Short exercise ::
Go through the records and copy each line where the word "JSON" occurs.

Entries shown ::
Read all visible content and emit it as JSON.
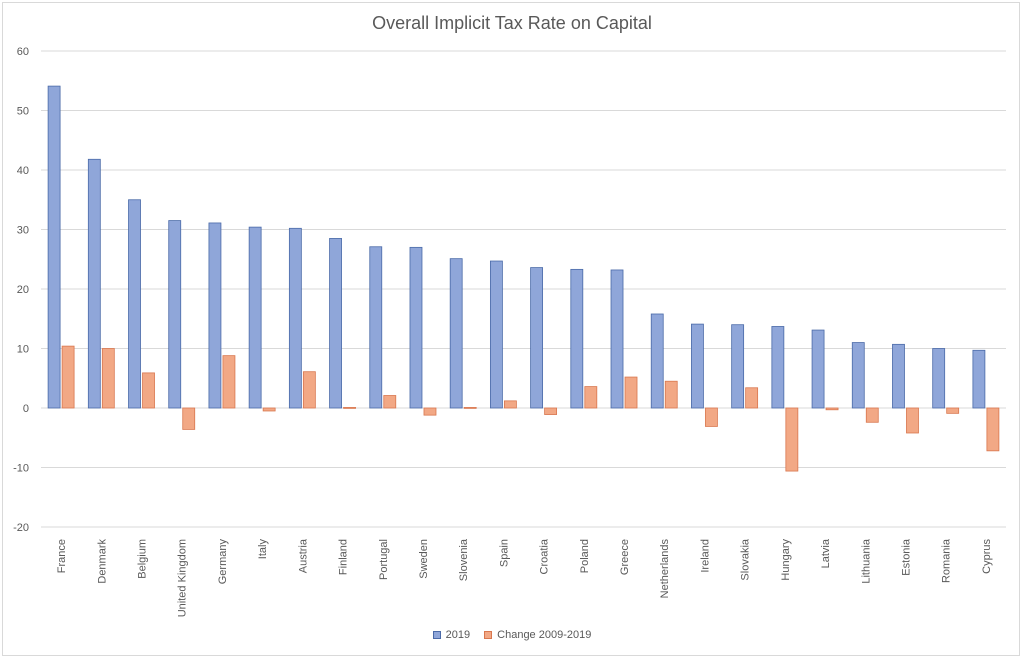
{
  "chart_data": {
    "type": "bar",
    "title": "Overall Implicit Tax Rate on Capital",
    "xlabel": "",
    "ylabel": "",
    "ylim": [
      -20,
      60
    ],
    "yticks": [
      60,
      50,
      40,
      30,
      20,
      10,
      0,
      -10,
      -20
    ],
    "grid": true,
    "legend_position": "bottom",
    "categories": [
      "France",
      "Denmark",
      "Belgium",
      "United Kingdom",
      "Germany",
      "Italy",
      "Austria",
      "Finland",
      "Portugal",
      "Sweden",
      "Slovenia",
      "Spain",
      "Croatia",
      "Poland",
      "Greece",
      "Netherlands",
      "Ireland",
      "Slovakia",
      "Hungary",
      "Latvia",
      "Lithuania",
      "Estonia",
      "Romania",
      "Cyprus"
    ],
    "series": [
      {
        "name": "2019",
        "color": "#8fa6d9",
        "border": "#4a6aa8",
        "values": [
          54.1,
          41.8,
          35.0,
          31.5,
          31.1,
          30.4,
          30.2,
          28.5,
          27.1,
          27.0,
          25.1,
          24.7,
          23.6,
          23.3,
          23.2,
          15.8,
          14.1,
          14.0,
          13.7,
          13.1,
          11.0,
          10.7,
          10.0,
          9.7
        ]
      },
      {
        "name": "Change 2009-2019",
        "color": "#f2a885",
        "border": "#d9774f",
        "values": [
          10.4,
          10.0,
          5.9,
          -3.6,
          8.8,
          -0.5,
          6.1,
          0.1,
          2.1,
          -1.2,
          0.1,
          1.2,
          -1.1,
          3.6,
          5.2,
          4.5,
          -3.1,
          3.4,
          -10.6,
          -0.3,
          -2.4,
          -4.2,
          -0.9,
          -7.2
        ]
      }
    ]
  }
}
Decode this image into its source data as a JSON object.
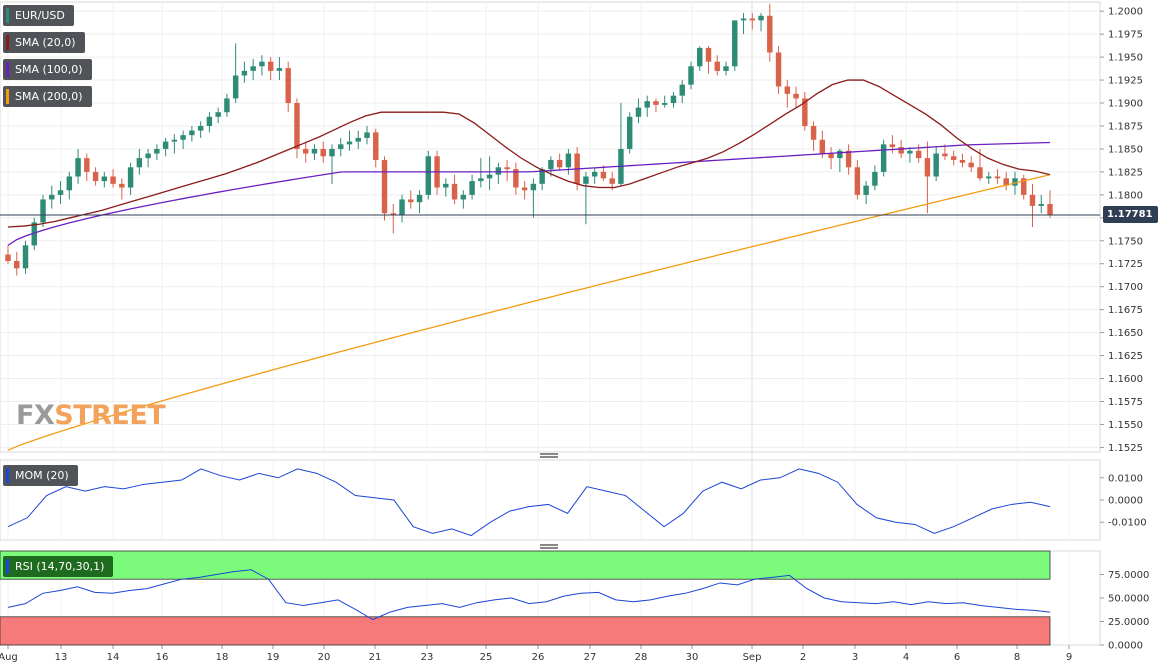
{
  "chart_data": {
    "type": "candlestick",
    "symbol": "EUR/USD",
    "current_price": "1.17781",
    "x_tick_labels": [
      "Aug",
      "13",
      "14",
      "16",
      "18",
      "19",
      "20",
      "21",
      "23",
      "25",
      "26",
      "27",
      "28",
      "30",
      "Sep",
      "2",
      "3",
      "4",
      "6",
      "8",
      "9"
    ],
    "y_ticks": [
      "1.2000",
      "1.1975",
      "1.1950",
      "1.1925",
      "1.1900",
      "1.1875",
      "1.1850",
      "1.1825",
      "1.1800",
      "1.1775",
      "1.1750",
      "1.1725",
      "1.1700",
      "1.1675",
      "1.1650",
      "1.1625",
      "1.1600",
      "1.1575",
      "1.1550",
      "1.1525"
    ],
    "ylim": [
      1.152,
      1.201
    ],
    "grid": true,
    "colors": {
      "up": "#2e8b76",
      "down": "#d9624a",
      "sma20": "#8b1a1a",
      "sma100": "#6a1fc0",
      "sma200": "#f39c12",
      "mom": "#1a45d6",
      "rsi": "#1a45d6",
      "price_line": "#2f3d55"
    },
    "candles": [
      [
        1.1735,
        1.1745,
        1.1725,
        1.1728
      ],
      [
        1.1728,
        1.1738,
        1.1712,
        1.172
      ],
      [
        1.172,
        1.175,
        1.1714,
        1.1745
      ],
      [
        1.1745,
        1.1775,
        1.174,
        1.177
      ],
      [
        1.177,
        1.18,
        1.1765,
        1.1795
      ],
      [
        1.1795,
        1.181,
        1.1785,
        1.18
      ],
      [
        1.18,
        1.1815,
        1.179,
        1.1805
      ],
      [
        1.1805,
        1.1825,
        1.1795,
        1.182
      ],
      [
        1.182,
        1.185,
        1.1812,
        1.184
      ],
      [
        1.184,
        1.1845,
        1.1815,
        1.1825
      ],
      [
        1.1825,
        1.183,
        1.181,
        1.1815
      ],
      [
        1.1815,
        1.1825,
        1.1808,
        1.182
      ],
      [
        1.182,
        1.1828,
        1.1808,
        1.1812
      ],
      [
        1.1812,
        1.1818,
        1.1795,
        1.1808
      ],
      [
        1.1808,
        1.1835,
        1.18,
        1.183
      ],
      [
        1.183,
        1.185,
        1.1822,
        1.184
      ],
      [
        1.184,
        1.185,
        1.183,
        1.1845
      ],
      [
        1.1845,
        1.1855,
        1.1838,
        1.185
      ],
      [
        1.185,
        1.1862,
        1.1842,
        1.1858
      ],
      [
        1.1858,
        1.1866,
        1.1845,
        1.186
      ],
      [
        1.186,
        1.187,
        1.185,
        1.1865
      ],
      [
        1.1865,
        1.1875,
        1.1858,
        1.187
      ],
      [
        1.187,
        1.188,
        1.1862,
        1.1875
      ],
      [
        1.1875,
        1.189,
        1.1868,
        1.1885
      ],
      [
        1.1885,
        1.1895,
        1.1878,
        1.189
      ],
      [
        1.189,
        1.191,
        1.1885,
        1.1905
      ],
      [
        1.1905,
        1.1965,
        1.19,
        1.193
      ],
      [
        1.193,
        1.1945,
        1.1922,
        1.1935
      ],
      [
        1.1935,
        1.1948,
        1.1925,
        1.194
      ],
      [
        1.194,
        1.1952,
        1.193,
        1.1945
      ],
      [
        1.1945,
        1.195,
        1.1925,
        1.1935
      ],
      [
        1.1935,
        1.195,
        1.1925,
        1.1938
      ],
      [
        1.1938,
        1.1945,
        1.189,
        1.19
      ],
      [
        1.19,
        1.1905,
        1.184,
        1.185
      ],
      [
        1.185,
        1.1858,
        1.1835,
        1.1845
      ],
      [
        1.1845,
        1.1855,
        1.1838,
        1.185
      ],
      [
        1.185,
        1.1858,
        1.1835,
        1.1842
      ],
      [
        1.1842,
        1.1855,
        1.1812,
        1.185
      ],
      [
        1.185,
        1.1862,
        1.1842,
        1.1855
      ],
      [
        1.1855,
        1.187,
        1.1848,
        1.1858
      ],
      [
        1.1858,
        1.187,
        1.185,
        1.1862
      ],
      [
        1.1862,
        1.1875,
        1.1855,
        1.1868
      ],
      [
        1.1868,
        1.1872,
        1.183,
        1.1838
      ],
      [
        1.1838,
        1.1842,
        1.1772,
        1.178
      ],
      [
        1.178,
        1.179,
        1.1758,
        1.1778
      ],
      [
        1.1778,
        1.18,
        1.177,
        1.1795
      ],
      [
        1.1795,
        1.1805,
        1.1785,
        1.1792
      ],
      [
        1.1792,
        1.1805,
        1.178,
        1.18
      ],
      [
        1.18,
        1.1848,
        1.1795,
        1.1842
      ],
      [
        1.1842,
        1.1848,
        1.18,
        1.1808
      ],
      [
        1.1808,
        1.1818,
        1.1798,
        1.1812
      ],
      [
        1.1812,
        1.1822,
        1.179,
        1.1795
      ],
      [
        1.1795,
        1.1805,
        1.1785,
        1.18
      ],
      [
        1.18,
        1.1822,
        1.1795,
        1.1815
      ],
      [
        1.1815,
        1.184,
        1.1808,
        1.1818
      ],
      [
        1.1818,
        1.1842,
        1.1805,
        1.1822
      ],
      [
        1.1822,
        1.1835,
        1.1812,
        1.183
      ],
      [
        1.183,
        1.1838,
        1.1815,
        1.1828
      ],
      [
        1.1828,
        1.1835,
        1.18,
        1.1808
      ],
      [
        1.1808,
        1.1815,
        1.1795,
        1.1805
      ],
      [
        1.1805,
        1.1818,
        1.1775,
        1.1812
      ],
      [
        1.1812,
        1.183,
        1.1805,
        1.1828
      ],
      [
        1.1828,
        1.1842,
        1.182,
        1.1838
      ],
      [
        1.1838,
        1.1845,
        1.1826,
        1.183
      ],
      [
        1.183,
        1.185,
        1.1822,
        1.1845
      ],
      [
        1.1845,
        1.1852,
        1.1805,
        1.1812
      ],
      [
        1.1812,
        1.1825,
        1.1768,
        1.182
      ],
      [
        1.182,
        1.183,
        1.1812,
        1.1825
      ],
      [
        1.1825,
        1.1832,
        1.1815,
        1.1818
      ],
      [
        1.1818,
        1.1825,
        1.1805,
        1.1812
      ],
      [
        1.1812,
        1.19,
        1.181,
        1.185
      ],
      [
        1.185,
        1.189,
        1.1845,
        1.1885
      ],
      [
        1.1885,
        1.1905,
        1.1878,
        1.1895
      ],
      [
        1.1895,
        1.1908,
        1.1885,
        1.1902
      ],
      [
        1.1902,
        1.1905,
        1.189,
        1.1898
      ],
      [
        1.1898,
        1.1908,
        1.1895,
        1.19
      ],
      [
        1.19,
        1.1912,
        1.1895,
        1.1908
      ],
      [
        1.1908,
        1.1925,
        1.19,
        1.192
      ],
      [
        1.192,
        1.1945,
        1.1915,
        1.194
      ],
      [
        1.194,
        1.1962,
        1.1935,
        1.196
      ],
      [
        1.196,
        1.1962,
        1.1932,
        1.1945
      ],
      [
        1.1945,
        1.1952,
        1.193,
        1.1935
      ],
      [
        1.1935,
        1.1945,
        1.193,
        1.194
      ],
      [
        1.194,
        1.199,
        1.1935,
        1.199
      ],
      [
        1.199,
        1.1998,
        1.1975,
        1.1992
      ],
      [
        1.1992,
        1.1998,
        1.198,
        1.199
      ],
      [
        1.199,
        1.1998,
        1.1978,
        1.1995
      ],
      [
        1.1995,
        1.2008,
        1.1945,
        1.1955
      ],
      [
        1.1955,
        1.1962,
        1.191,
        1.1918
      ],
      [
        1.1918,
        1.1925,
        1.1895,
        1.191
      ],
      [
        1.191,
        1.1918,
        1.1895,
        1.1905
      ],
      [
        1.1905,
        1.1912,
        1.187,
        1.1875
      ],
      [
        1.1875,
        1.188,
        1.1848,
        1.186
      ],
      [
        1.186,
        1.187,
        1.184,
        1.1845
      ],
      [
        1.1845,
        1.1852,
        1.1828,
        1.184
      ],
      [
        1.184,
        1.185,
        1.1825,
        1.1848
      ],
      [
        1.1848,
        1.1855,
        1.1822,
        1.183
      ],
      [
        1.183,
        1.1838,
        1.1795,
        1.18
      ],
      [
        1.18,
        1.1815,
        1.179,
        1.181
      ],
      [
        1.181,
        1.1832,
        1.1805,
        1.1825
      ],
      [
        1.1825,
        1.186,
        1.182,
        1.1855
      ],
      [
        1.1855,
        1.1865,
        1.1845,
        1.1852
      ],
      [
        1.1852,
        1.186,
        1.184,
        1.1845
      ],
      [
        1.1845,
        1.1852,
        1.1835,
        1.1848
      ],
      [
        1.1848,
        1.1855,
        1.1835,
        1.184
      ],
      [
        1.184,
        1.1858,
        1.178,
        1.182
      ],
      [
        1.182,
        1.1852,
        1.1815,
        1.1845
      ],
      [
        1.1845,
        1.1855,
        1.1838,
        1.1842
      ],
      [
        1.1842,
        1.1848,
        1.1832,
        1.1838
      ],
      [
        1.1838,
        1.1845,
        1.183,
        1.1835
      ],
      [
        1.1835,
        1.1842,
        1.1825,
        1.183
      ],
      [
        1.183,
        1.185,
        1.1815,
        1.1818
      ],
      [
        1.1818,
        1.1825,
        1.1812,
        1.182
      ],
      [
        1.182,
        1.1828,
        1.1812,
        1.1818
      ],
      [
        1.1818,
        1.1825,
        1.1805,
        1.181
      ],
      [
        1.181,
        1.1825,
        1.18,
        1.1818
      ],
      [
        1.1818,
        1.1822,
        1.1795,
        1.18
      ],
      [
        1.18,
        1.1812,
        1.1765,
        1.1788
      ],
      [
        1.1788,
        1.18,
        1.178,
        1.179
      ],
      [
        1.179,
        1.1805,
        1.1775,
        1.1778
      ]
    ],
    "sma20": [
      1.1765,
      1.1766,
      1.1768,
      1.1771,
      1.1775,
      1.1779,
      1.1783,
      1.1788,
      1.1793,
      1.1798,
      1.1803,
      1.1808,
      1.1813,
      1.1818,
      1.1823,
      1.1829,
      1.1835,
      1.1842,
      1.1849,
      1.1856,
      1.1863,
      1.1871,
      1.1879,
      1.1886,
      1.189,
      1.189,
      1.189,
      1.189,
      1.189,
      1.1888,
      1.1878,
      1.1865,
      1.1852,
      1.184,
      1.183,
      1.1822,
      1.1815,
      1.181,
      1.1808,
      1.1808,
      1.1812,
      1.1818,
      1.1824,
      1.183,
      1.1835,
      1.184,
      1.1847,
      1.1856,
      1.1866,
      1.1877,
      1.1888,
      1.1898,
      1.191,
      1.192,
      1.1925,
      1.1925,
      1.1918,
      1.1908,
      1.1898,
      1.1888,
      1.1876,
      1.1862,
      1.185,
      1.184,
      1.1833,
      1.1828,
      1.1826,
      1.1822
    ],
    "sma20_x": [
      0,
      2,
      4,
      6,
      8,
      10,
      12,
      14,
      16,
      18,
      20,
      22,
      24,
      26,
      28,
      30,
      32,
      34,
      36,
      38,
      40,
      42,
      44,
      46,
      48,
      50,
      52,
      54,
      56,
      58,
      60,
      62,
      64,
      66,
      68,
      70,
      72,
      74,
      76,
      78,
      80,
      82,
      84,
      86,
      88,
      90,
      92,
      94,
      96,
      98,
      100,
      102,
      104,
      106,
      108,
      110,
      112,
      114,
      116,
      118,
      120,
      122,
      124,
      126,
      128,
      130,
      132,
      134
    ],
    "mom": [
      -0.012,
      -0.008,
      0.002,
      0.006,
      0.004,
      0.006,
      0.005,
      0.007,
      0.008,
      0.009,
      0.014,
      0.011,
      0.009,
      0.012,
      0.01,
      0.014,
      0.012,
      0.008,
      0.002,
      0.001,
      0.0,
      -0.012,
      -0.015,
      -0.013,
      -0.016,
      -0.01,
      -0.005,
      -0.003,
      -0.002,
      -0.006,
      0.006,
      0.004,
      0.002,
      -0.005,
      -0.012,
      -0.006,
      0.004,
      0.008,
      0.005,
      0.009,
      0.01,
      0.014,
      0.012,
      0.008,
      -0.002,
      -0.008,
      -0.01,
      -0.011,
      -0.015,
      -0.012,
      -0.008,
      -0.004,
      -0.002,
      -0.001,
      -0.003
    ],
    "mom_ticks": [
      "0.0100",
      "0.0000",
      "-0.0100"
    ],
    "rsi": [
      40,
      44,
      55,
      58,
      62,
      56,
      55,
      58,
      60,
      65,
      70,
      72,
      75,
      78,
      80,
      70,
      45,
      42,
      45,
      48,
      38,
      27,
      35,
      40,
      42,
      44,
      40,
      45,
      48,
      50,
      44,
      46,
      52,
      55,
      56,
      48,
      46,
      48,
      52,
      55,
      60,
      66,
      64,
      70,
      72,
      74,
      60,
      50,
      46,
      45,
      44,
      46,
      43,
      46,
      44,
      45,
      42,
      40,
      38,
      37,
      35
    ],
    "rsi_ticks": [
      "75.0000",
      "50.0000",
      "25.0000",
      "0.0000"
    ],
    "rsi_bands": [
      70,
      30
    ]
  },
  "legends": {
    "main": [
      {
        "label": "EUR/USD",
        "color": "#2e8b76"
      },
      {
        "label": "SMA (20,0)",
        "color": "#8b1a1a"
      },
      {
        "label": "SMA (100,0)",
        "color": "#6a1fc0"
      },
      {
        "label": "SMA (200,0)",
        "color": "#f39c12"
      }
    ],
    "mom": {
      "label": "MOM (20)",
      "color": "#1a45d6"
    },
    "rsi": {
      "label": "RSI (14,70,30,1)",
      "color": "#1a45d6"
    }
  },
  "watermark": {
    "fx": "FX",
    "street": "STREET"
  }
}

Written solution ::
Read all visible content and emit it as JSON.
Decode this image into its source data as a JSON object.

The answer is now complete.